Data items:
↓

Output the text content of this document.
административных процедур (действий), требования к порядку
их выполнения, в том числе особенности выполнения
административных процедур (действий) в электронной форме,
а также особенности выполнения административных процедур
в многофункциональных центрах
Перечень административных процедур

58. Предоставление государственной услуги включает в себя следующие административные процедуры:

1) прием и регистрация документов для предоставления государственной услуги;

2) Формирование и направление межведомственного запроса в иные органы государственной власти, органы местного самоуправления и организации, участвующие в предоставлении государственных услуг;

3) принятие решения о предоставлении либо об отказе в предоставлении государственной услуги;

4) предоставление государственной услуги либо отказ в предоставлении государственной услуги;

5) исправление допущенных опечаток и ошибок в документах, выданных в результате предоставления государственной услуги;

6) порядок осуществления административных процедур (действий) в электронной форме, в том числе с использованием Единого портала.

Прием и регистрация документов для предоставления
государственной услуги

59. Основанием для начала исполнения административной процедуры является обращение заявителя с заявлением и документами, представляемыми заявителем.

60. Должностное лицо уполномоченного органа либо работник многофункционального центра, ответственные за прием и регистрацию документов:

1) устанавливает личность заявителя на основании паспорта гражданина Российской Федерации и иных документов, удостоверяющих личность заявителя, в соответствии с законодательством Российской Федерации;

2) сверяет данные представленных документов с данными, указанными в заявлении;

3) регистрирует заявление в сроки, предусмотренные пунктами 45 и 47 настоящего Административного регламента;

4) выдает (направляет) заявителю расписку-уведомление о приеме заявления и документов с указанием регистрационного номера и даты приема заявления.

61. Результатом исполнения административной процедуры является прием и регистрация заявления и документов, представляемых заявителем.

↑

Output an exact copy of each record.

Output the text content of this document.
административных процедур (действий), требования к порядку
их выполнения, в том числе особенности выполнения
административных процедур (действий) в электронной форме,
а также особенности выполнения административных процедур
в многофункциональных центрах
Перечень административных процедур

58. Предоставление государственной услуги включает в себя следующие административные процедуры:

1) прием и регистрация документов для предоставления государственной услуги;

2) Формирование и направление межведомственного запроса в иные органы государственной власти, органы местного самоуправления и организации, участвующие в предоставлении государственных услуг;

3) принятие решения о предоставлении либо об отказе в предоставлении государственной услуги;

4) предоставление государственной услуги либо отказ в предоставлении государственной услуги;

5) исправление допущенных опечаток и ошибок в документах, выданных в результате предоставления государственной услуги;

6) порядок осуществления административных процедур (действий) в электронной форме, в том числе с использованием Единого портала.

Прием и регистрация документов для предоставления
государственной услуги

59. Основанием для начала исполнения административной процедуры является обращение заявителя с заявлением и документами, представляемыми заявителем.

60. Должностное лицо уполномоченного органа либо работник многофункционального центра, ответственные за прием и регистрацию документов:

1) устанавливает личность заявителя на основании паспорта гражданина Российской Федерации и иных документов, удостоверяющих личность заявителя, в соответствии с законодательством Российской Федерации;

2) сверяет данные представленных документов с данными, указанными в заявлении;

3) регистрирует заявление в сроки, предусмотренные пунктами 45 и 47 настоящего Административного регламента;

4) выдает (направляет) заявителю расписку-уведомление о приеме заявления и документов с указанием регистрационного номера и даты приема заявления.

61. Результатом исполнения административной процедуры является прием и регистрация заявления и документов, представляемых заявителем.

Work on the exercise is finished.